WHAT IS BEING ASKED: Set down each entry from the block beneath, exactly as written.
========
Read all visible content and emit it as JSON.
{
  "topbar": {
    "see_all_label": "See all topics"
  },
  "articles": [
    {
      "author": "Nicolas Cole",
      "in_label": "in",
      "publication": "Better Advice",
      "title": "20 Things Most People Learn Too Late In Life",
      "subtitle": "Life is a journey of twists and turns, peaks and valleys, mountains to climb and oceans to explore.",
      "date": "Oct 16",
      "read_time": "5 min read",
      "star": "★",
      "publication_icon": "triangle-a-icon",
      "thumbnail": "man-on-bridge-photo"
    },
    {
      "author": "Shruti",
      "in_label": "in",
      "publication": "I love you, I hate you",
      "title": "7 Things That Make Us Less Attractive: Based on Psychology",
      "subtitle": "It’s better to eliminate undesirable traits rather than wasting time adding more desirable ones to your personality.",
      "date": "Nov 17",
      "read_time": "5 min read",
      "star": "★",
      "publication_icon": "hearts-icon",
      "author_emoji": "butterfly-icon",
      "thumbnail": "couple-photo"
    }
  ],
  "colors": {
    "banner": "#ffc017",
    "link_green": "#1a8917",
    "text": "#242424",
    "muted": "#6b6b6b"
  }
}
========
RESULT OF THIS TASK:
Read all visible content and emit it as JSON.
{
  "topbar": {
    "see_all_label": "See all topics"
  },
  "articles": [
    {
      "author": "Nicolas Cole",
      "in_label": "in",
      "publication": "Better Advice",
      "title": "20 Things Most People Learn Too Late In Life",
      "subtitle": "Life is a journey of twists and turns, peaks and valleys, mountains to climb and oceans to explore.",
      "date": "Oct 16",
      "read_time": "5 min read",
      "star": "★",
      "publication_icon": "triangle-a-icon",
      "thumbnail": "man-on-bridge-photo"
    },
    {
      "author": "Shruti",
      "in_label": "in",
      "publication": "I love you, I hate you",
      "title": "7 Things That Make Us Less Attractive: Based on Psychology",
      "subtitle": "It’s better to eliminate undesirable traits rather than wasting time adding more desirable ones to your personality.",
      "date": "Nov 17",
      "read_time": "5 min read",
      "star": "★",
      "publication_icon": "hearts-icon",
      "author_emoji": "butterfly-icon",
      "thumbnail": "couple-photo"
    }
  ],
  "colors": {
    "banner": "#ffc017",
    "link_green": "#1a8917",
    "text": "#242424",
    "muted": "#6b6b6b"
  }
}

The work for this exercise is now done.